JOBS:
A. In the rows running from the first row up to and including the line with "condition-item: There is", swap "table-cell" for "grid-cell" and reproduce those lines with nothing else changed.
B. Continue the forum thread on printing the first repeated character of a string in Java, starting after the last line shown.

SELECTED EXTRACT:
Print First Repeat Character in a string and it's positions using java

Question

Could please optimize the code below..

Requirement : Print the First repeat character in a string and their positions. Example : Case 1: String value is "XYABXB" Out put should be : First Repeat Character is : X at position : 1 and repeat character is at position : 5 Case 2: String Value is "AABCDEB" Out put should be : First Repeat Character is : A at position : 1 and repeat character is at position : 2 Case 3: String Value is "ABCDFG" Out Put should be : 'No Repeat character found'

public void printFirstOccuranceOfRepeatCharactor(String inputString){
    char [] words = inputString.toCharArray();
    boolean repeatCharFound = false;
    for (int i = 0; i < words.length; i++) {
        if(!repeatCharFound){
            char charPos = words[i];
            for (int j = i+1; j < words.length; j++) {
                if(charPos == words[j]){
                    System.out.println("First Repeating Char is : "+words[j] + " and First Occurrance is at :" + (i+1) +" And repeat char At position :" + (j+1));
                    repeatCharFound = true;
                    break;
                }
            }
        }
    }
    if(!repeatCharFound){
        System.out.println("No repeat charector found");
    }
}

Answer 1

Just use Map<Character, Integer> with char and position in array and then keep on adding. Call Map's get method and if it returns position then that's what you would return.

Map<Character, Integer> map = new HashMap<Character, Integer>();
Integer number;
for (int i =0; i<words.length; i++) {
    number = map.get(words[i]);
    if (number != null) {
        return number;//that's the position
    } else {
        map.put(words[i], i)
    }
}
System.out.println("No repeat charector found");

Answer 2

Here is a solution using only primitive java features, that uses a boolean array to mark characters already "hit". It relies on the order of the ASCII Table, as well as the string having only uppercase characters:

private static void printRepeats(String test) {
    // "only upper-case characters" requires options 'A' to 'Z'.
    // this is asciiValue('Z') - asciiValue('A') (implicitly done by Java) + 1
    boolean[] charHits = new boolean['Z' - 'A' + 1];

    for (int i=0; i < test.length(); i++){
        // our current character
        char current = test.charAt(i);
        if (charHits[current - 'A']){
            // character index already set in charHits array - already seen!
            // print and return
            System.out.println(
                current + " is repeated, first occurrence "
                + test.indexOf(current) + ", second: " + i
            );
            return;
        } else {
            // first hit - mark as already occurred for future iterations
            charHits[current - 'A'] = true;
        }
    }
    // no character repeats found
    System.out.println("No repeats");
}

The idea is to iterate the string, and every time we see a character, check if we already saw it. If we did, we immediately print and return. If we didn't - we mark it as already "hit" and proceed.

Code walkthrough (printRepeats):

Part 1 - Array allocation:

To store our "hits" we need a data structure we can lookup past characters. The first statement creates an array just the size we need. Since uppercase letters are continuous in the ASCII table (A - 65 through Z - 90), we know we need only a [90 - 65 + 1 = 26] size array to accomodate all uppercase letters. Each character hit is mapped to an index in the array that is [the characters ASCII value] - [A's ASCII value]. So:

LETTER -> INDEX IN ARRAY
'A' -> 0
'B' -> 1
...

AVAILABLE DATA:
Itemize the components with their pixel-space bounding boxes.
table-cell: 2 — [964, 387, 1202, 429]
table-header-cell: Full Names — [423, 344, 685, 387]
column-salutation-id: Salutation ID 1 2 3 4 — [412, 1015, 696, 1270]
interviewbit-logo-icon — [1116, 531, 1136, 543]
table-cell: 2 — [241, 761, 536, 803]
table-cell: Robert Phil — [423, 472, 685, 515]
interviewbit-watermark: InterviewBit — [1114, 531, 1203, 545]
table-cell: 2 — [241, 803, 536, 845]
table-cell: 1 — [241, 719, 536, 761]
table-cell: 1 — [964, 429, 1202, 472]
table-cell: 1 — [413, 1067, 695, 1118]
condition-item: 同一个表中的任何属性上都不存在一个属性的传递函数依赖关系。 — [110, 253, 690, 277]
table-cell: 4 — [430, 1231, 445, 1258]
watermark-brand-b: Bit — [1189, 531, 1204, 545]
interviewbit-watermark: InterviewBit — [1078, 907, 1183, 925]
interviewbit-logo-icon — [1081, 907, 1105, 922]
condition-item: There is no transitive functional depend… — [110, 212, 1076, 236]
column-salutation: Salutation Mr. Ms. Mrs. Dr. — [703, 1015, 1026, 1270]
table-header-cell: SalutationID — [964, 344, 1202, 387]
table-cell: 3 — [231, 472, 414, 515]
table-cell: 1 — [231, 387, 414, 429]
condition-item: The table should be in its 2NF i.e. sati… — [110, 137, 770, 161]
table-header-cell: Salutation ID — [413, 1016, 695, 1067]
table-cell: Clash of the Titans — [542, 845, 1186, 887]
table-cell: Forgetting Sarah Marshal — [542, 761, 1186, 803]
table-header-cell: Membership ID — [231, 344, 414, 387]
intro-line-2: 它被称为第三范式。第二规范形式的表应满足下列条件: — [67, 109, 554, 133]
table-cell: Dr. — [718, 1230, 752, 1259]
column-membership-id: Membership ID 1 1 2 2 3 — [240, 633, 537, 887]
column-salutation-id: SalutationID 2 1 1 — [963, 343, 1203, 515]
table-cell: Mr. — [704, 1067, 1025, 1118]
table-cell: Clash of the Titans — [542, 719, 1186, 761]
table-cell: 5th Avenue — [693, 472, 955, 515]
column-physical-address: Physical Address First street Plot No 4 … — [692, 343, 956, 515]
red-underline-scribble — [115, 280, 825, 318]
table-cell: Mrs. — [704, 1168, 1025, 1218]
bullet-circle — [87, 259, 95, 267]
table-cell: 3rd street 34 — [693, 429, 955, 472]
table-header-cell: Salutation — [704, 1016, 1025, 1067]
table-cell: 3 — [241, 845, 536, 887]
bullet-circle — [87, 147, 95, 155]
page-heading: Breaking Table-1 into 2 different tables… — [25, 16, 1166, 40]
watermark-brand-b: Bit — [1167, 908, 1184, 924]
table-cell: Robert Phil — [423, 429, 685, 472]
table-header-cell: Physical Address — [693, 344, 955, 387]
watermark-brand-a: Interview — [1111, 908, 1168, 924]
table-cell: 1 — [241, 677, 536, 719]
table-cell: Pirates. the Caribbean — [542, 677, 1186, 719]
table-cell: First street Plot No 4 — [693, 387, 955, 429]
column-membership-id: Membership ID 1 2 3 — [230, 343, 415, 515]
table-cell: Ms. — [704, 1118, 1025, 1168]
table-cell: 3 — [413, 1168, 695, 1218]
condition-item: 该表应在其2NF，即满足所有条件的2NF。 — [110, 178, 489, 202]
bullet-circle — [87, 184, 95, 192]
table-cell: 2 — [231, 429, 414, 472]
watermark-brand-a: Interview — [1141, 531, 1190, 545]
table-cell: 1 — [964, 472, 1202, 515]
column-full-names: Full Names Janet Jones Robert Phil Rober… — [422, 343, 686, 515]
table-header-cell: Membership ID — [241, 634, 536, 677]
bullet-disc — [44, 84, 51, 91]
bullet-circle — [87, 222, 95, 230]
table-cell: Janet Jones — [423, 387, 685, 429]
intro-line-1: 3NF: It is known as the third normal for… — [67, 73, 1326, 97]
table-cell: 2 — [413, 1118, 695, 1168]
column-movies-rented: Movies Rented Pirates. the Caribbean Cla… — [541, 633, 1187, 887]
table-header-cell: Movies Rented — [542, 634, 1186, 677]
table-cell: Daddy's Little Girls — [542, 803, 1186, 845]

RESPONSES TO THE TASKS:
A.
Itemize the components with their pixel-space bounding boxes.
grid-cell: 2 — [964, 387, 1202, 429]
table-header-cell: Full Names — [423, 344, 685, 387]
column-salutation-id: Salutation ID 1 2 3 4 — [412, 1015, 696, 1270]
interviewbit-logo-icon — [1116, 531, 1136, 543]
grid-cell: 2 — [241, 761, 536, 803]
grid-cell: Robert Phil — [423, 472, 685, 515]
interviewbit-watermark: InterviewBit — [1114, 531, 1203, 545]
grid-cell: 2 — [241, 803, 536, 845]
grid-cell: 1 — [241, 719, 536, 761]
grid-cell: 1 — [964, 429, 1202, 472]
grid-cell: 1 — [413, 1067, 695, 1118]
condition-item: 同一个表中的任何属性上都不存在一个属性的传递函数依赖关系。 — [110, 253, 690, 277]
grid-cell: 4 — [430, 1231, 445, 1258]
watermark-brand-b: Bit — [1189, 531, 1204, 545]
interviewbit-watermark: InterviewBit — [1078, 907, 1183, 925]
interviewbit-logo-icon — [1081, 907, 1105, 922]
condition-item: There is no transitive functional depend… — [110, 212, 1076, 236]

B.
'Z' -> 25

So to allocate such array we use:

boolean[] charHits = new boolean['Z' - 'A' + 1];

This is exactly like:

new boolean[26];

You can check with:

System.out.println('Z' - 'A' + 1); // 26

Or even:

System.out.println(new boolean['Z' - 'A' + 1].length); // 26

Part 2 - String iteration:

This part iterates the given String and has two options:

1. Mark a characters as seen

2. Spot duplicate, print and return

   • It's useful to know that boolean arrays are automatically initialized to false, so we can rely on that.

Loop code:

    for (int i=0; i < test.length(); i++){
        // our current character
        char current = test.charAt(i);
        if (charHits[current - 'A']){
            // character index already set in charHits array - already seen!
            // print and return
            System.out.println(
                current + " is repeated, first occurrence "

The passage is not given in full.